== TASK OBJECTIVE ==
Among the records below, find each line that includes the string "BLACK" and copy it.

[Dataset entries on figures]

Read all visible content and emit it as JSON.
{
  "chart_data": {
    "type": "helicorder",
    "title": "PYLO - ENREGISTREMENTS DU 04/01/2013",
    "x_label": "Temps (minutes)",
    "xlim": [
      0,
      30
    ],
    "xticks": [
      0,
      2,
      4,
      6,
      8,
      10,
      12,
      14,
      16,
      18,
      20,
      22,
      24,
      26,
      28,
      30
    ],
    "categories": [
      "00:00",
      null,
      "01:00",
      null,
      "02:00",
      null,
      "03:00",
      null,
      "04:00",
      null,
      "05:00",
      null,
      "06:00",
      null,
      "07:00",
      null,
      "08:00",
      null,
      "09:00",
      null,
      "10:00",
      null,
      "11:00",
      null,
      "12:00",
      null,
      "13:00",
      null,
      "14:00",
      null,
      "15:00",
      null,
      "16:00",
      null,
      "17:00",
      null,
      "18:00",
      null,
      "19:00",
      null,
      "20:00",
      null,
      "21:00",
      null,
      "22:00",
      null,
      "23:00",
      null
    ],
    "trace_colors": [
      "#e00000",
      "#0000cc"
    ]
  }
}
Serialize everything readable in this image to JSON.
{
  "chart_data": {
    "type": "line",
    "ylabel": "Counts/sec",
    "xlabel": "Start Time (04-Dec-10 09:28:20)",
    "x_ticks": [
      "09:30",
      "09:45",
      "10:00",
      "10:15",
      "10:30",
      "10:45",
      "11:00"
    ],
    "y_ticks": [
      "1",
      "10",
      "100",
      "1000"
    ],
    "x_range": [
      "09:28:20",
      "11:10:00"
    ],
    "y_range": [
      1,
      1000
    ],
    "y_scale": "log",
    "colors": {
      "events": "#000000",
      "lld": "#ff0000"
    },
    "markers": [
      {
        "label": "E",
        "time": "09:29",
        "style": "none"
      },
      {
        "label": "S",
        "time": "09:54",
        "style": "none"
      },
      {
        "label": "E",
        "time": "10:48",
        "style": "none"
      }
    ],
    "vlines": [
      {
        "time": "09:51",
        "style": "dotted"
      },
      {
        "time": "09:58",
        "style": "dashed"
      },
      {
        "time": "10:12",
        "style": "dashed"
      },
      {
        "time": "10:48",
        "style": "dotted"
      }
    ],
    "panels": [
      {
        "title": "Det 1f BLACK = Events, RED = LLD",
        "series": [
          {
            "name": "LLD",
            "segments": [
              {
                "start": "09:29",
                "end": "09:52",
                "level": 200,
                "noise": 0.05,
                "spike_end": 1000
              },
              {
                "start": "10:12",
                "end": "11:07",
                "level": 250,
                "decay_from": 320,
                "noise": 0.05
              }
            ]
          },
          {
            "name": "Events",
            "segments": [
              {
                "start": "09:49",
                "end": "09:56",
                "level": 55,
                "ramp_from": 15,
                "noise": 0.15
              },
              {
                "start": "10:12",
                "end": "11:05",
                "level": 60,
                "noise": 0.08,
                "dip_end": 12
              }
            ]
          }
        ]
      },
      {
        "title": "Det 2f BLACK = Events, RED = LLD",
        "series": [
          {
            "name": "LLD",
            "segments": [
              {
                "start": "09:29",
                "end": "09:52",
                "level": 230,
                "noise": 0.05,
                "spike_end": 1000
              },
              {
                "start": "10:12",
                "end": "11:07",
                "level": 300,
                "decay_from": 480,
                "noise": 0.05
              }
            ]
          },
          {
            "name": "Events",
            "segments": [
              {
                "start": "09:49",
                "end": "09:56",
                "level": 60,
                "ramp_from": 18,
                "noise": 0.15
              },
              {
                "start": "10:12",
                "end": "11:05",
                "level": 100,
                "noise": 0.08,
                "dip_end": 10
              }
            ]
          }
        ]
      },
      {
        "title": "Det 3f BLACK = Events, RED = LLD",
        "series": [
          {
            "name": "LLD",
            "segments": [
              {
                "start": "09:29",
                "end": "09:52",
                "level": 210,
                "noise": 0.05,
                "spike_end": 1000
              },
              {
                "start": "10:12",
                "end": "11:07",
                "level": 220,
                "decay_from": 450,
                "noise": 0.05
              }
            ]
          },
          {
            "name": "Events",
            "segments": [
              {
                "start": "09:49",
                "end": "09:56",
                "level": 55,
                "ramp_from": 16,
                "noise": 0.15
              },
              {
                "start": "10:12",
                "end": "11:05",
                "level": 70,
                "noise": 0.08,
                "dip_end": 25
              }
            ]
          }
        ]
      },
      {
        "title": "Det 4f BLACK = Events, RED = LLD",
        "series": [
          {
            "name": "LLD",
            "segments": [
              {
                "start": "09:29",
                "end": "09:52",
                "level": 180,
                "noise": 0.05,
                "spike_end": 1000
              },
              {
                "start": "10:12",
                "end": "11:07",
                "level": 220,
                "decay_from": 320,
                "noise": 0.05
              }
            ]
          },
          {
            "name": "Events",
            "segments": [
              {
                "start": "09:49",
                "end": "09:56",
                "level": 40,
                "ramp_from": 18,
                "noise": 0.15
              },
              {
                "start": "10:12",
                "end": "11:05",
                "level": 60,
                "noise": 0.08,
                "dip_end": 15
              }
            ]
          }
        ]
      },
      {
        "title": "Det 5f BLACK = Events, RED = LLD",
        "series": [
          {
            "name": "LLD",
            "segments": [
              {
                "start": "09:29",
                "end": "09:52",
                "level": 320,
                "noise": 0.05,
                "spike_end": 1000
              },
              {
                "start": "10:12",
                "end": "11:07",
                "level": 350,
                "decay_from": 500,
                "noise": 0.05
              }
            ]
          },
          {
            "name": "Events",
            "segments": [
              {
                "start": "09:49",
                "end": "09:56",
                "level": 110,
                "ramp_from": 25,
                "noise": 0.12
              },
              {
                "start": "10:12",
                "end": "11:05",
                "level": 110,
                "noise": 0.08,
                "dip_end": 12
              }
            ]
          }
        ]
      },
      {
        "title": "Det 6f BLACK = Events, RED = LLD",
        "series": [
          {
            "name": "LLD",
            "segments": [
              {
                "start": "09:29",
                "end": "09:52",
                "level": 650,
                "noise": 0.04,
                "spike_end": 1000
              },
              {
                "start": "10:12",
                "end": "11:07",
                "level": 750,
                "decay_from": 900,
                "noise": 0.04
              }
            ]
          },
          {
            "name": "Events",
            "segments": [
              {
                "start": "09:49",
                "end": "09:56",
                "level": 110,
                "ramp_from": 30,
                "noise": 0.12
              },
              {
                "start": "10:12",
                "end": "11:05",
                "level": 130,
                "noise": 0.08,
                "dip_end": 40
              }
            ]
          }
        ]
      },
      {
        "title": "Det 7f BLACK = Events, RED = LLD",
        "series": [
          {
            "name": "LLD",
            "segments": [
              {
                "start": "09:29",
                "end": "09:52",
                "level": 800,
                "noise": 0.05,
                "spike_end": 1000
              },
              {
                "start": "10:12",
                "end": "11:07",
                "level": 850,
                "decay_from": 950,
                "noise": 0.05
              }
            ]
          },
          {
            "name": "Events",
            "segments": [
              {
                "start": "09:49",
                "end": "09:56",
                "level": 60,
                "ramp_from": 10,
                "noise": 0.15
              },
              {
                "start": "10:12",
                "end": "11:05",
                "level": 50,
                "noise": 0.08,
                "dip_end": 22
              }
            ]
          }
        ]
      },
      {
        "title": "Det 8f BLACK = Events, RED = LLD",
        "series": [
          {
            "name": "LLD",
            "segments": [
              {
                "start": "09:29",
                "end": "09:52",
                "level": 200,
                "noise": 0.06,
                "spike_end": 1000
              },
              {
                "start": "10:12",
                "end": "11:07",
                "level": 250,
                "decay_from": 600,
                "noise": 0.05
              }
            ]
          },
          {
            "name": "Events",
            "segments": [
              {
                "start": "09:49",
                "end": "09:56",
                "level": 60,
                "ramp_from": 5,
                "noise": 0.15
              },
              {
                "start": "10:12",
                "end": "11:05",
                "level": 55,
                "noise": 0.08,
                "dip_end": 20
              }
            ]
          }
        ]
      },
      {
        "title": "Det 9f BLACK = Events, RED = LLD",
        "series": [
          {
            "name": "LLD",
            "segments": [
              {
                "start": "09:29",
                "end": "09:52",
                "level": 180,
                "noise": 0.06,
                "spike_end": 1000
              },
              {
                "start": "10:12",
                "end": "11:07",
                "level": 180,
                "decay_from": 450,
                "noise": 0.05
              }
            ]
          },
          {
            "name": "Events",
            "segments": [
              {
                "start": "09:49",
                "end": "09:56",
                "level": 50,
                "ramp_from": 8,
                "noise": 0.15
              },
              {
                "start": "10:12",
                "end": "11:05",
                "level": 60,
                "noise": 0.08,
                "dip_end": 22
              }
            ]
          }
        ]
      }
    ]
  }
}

== COMPLETED TASK ==
        "title": "Det 1f BLACK = Events, RED = LLD",
        "title": "Det 2f BLACK = Events, RED = LLD",
        "title": "Det 3f BLACK = Events, RED = LLD",
        "title": "Det 4f BLACK = Events, RED = LLD",
        "title": "Det 5f BLACK = Events, RED = LLD",
        "title": "Det 6f BLACK = Events, RED = LLD",
        "title": "Det 7f BLACK = Events, RED = LLD",
        "title": "Det 8f BLACK = Events, RED = LLD",
        "title": "Det 9f BLACK = Events, RED = LLD",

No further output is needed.